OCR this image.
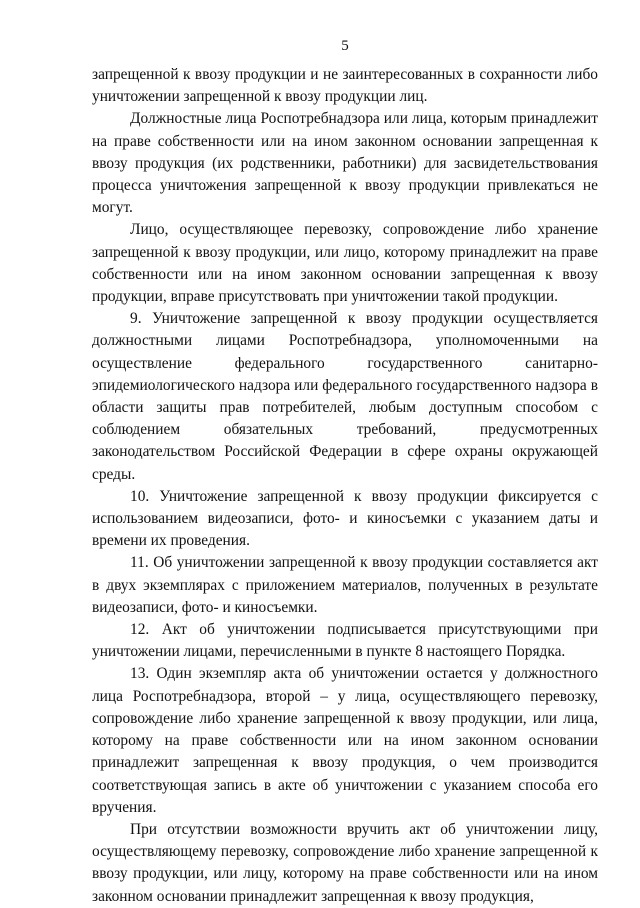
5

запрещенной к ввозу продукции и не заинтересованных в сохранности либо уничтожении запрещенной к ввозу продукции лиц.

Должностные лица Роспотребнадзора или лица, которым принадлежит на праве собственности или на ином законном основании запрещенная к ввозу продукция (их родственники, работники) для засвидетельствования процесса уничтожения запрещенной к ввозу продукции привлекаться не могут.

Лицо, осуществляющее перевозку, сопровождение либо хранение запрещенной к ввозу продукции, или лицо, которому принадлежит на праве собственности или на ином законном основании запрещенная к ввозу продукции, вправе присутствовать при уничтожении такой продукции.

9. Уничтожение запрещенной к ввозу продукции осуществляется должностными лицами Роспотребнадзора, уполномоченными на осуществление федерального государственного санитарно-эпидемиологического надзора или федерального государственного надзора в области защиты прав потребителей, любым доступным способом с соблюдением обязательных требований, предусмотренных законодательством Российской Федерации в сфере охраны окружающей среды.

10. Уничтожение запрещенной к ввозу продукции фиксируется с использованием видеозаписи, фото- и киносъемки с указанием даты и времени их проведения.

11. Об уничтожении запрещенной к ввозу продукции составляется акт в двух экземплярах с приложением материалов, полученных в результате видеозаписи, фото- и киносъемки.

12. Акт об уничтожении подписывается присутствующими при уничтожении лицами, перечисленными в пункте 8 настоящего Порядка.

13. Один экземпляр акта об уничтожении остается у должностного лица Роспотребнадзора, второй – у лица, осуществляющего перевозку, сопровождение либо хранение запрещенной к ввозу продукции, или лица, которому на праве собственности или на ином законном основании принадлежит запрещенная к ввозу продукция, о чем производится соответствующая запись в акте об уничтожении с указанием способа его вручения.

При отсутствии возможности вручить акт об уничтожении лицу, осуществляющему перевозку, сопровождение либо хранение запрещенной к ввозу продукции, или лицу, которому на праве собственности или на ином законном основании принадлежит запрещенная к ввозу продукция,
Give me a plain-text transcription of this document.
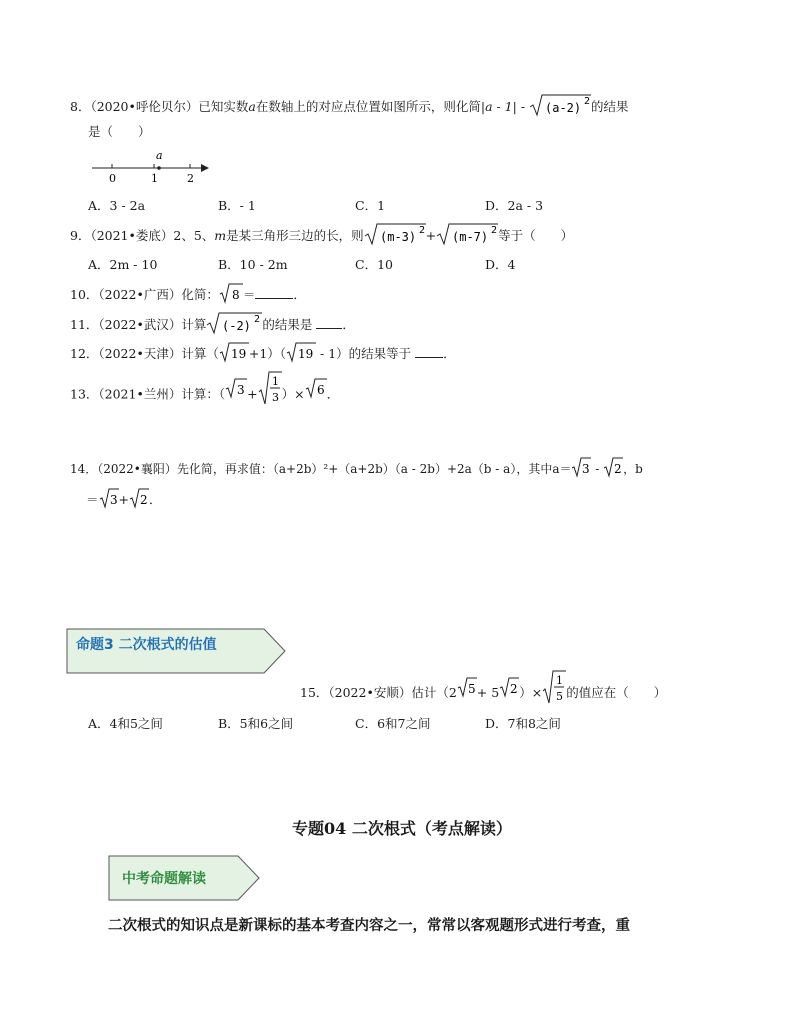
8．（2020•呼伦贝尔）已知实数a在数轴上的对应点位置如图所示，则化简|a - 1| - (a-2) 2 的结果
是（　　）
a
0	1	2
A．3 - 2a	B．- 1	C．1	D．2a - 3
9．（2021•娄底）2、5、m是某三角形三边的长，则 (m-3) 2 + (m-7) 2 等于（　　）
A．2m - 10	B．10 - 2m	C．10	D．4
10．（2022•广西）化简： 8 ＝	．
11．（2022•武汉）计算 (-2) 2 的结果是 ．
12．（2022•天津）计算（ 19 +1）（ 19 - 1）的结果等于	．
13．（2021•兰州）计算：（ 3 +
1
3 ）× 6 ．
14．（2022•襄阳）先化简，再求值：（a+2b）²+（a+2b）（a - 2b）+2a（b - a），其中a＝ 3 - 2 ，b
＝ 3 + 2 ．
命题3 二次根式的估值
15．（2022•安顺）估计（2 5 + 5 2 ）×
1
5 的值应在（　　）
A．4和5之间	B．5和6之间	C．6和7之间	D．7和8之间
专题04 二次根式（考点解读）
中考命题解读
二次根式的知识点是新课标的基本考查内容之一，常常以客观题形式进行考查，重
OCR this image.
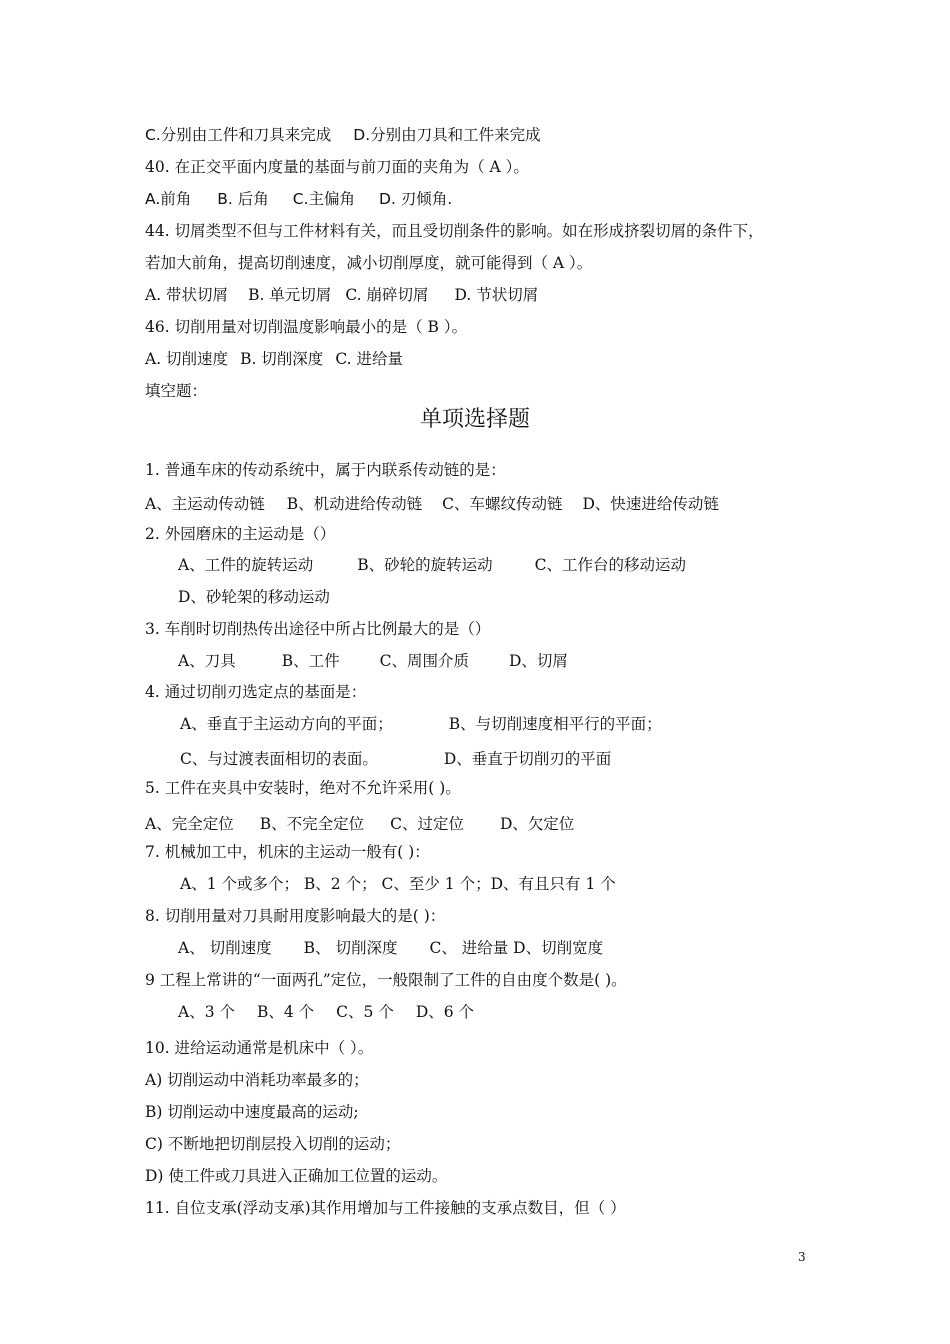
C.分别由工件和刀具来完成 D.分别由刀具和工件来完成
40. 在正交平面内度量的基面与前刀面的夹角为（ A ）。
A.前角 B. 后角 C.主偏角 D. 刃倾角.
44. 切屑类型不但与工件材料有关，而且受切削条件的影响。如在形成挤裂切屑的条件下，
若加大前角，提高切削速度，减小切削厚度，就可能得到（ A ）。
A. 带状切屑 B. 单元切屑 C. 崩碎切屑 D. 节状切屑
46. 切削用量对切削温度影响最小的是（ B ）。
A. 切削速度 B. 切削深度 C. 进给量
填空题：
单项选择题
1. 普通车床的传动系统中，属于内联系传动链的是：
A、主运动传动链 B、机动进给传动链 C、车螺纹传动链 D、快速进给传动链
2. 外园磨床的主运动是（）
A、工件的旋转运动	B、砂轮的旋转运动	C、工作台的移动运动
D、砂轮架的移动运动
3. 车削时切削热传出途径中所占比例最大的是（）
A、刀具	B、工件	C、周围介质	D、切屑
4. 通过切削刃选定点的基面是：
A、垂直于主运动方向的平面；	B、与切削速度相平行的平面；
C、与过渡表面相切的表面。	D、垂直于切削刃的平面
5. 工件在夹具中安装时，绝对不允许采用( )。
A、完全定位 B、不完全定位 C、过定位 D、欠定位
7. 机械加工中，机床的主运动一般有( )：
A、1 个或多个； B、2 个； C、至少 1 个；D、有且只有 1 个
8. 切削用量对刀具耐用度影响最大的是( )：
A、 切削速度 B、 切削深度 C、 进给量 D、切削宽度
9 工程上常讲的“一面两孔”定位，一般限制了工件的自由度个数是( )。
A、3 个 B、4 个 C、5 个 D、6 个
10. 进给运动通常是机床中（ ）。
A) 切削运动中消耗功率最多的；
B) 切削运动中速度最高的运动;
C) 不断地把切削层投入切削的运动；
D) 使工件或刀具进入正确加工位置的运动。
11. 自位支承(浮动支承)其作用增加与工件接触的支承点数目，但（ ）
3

·····

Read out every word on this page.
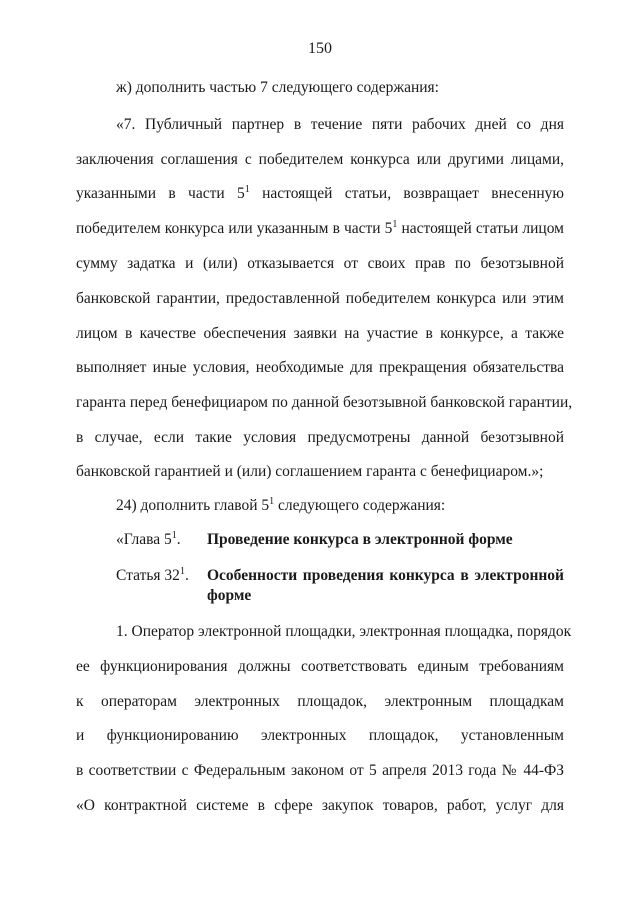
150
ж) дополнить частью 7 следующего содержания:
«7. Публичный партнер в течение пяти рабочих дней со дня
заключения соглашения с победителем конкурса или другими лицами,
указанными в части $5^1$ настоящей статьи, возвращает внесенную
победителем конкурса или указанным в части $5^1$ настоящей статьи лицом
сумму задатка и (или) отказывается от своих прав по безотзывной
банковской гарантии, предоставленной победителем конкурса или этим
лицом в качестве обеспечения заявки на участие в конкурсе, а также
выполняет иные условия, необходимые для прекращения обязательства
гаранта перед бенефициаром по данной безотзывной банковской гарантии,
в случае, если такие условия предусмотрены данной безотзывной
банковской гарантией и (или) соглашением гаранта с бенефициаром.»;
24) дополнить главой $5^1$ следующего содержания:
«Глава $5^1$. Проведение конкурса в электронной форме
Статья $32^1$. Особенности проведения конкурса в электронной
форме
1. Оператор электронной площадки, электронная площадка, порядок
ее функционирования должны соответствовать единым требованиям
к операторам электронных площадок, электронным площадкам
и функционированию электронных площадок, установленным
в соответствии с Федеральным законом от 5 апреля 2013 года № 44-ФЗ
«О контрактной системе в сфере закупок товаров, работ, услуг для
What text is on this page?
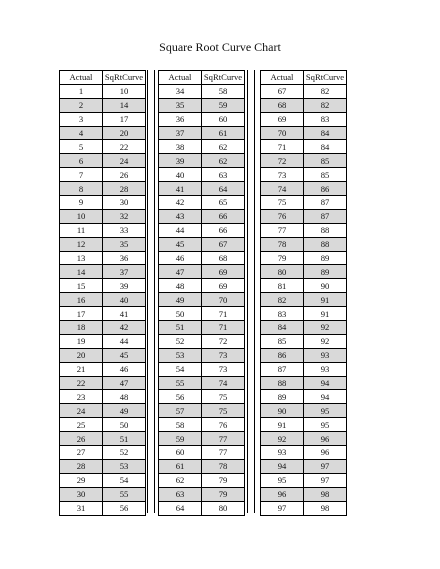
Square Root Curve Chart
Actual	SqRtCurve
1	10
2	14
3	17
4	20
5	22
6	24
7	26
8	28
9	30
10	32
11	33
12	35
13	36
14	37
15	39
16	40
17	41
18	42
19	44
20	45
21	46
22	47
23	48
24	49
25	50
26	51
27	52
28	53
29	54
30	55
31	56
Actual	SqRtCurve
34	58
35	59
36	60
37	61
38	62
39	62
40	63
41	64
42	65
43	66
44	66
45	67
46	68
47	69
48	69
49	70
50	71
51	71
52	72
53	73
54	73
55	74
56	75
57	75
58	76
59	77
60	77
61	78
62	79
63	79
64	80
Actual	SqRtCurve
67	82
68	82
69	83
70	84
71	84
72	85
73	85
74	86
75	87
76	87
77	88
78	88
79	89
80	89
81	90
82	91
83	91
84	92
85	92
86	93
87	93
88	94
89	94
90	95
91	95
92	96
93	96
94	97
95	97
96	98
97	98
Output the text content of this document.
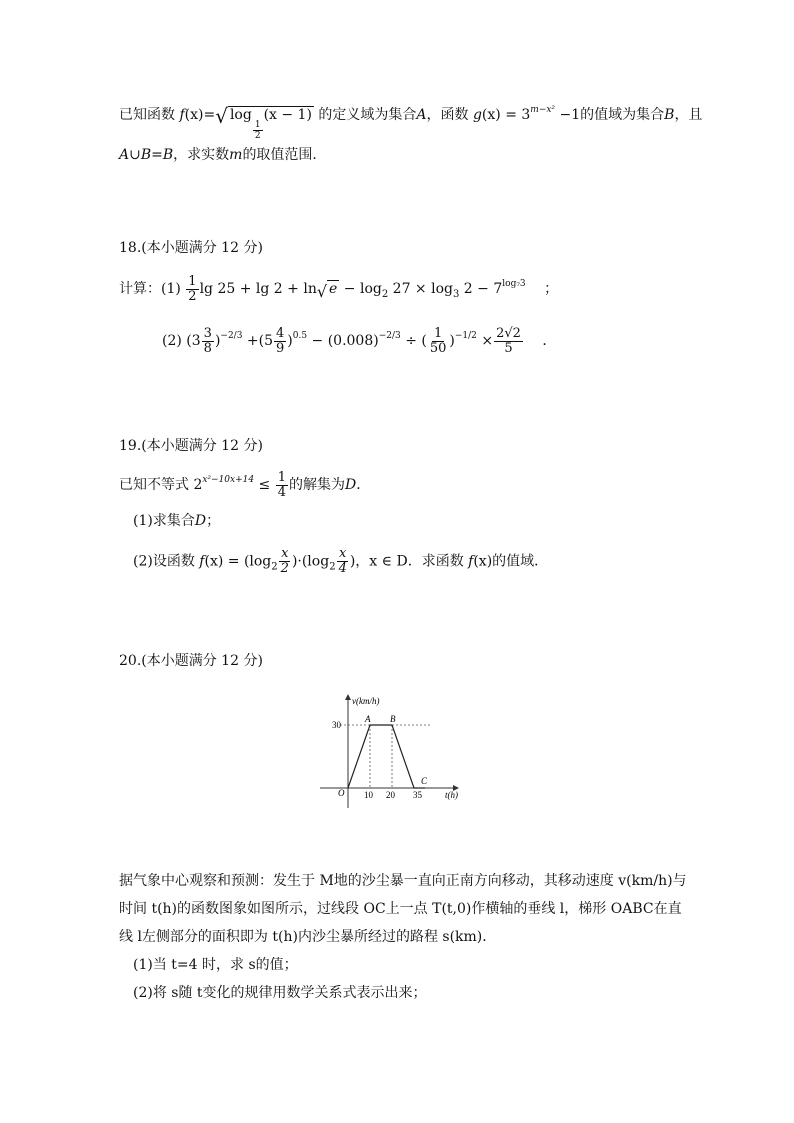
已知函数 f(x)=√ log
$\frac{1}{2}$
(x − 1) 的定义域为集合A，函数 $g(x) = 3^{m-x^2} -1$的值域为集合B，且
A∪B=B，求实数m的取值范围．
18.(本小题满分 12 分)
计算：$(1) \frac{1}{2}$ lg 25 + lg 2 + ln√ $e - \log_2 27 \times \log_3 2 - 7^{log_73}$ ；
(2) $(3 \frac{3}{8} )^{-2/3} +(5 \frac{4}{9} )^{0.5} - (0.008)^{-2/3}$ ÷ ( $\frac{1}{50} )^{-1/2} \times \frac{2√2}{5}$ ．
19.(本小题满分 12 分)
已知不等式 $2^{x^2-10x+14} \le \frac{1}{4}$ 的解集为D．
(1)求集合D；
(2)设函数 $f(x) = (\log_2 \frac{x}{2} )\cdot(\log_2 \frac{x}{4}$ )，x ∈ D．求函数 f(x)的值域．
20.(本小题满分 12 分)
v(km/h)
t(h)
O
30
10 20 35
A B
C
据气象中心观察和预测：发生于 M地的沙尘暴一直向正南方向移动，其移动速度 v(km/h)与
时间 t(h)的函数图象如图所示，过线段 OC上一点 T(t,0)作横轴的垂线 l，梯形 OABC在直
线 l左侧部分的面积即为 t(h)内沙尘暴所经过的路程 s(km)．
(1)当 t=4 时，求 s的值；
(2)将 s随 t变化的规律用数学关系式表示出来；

·····

Work out how many lines above contain the word "this". Give only the number.

6